## What is expected:
Write out the whole listing, matching it exactly.

## Supplied records:
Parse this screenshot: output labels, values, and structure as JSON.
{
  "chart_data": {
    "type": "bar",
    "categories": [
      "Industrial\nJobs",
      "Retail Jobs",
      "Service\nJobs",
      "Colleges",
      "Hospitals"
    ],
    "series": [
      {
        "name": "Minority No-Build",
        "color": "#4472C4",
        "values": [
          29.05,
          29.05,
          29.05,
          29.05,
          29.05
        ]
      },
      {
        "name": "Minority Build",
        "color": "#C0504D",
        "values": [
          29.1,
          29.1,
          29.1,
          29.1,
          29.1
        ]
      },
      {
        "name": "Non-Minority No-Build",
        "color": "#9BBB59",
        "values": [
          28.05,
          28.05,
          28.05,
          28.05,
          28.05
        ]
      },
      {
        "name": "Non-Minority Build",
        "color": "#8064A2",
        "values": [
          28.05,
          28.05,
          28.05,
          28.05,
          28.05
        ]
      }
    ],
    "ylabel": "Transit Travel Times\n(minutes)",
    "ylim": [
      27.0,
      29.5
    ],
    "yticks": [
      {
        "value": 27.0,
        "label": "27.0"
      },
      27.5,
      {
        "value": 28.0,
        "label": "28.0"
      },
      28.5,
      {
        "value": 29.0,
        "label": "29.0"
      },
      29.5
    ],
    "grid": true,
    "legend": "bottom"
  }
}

## Exercise result:
Parse this screenshot: output labels, values, and structure as JSON.
{
  "chart_data": {
    "type": "bar",
    "categories": [
      "Industrial\nJobs",
      "Retail Jobs",
      "Service\nJobs",
      "Colleges",
      "Hospitals"
    ],
    "series": [
      {
        "name": "Minority No-Build",
        "color": "#4472C4",
        "values": [
          29.05,
          29.05,
          29.05,
          29.05,
          29.05
        ]
      },
      {
        "name": "Minority Build",
        "color": "#C0504D",
        "values": [
          29.1,
          29.1,
          29.1,
          29.1,
          29.1
        ]
      },
      {
        "name": "Non-Minority No-Build",
        "color": "#9BBB59",
        "values": [
          28.05,
          28.05,
          28.05,
          28.05,
          28.05
        ]
      },
      {
        "name": "Non-Minority Build",
        "color": "#8064A2",
        "values": [
          28.05,
          28.05,
          28.05,
          28.05,
          28.05
        ]
      }
    ],
    "ylabel": "Transit Travel Times\n(minutes)",
    "ylim": [
      27.0,
      29.5
    ],
    "yticks": [
      {
        "value": 27.0,
        "label": "27.0"
      },
      27.5,
      {
        "value": 28.0,
        "label": "28.0"
      },
      28.5,
      {
        "value": 29.0,
        "label": "29.0"
      },
      29.5
    ],
    "grid": true,
    "legend": "bottom"
  }
}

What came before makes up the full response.